Saved data entries

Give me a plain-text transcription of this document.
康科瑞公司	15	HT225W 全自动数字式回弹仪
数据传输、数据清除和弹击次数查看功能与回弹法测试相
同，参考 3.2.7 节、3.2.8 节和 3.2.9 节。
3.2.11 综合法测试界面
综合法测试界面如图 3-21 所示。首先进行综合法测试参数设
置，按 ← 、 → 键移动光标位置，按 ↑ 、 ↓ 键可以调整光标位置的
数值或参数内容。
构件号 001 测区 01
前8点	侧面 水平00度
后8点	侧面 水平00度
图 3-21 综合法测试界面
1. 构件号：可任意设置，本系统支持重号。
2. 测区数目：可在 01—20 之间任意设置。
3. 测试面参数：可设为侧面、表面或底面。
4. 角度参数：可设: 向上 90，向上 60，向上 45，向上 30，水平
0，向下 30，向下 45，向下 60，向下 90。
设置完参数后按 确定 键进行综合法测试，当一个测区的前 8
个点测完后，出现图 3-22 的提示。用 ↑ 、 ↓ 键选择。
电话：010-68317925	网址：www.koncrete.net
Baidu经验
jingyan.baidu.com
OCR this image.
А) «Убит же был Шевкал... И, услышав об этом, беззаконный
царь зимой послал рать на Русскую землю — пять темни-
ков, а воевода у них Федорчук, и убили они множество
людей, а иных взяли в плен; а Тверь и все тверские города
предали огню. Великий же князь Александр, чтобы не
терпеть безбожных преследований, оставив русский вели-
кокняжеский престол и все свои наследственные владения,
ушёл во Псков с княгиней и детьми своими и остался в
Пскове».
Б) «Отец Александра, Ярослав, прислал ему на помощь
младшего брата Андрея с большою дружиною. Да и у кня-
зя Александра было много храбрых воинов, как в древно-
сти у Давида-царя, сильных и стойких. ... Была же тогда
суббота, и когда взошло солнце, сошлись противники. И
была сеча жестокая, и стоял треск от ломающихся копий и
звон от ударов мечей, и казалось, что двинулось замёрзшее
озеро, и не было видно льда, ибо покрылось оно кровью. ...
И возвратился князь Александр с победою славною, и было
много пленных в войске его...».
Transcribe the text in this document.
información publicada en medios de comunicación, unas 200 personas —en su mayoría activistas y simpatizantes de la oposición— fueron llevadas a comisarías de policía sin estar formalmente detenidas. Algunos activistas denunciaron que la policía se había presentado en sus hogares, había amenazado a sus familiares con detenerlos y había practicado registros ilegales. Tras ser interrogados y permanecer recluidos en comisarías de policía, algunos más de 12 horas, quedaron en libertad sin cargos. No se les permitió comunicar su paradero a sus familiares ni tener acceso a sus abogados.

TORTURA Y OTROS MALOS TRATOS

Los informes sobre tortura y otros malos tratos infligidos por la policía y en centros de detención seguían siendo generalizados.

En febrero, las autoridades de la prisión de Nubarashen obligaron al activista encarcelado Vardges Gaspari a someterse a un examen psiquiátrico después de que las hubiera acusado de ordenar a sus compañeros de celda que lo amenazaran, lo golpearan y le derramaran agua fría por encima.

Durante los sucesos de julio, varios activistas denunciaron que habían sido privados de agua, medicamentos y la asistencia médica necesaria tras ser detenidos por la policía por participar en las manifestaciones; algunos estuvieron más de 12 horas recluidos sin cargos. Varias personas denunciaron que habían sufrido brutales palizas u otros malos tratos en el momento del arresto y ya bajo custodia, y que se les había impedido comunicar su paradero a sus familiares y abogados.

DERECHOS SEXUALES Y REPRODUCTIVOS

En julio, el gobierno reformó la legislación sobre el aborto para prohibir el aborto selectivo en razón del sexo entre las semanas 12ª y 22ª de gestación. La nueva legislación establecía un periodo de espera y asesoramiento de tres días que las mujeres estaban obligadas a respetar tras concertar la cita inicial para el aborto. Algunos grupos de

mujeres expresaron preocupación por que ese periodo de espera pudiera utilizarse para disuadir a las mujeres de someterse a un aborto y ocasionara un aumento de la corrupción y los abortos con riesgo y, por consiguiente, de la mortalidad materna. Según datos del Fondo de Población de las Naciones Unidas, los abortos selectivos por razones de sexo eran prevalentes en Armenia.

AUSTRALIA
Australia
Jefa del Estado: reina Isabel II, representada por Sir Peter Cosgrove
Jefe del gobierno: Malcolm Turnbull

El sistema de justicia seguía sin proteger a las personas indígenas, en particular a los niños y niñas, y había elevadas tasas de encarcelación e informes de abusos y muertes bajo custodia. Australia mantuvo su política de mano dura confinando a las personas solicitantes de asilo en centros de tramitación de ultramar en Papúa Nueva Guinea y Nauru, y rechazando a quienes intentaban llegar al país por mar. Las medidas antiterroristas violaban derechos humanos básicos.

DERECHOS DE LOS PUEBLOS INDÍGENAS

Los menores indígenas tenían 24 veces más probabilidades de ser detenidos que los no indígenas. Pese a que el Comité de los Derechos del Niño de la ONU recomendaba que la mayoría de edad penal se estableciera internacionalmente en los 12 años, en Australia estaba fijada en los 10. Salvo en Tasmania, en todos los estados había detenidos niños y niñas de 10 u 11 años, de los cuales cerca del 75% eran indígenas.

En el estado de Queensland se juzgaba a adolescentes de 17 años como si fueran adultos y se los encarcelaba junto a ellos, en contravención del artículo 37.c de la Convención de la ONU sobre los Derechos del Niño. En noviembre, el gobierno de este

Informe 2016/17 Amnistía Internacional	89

### Required task:
Each line holding the word "text" counts once; report the total and nothing else.

### Answer to the problem:
2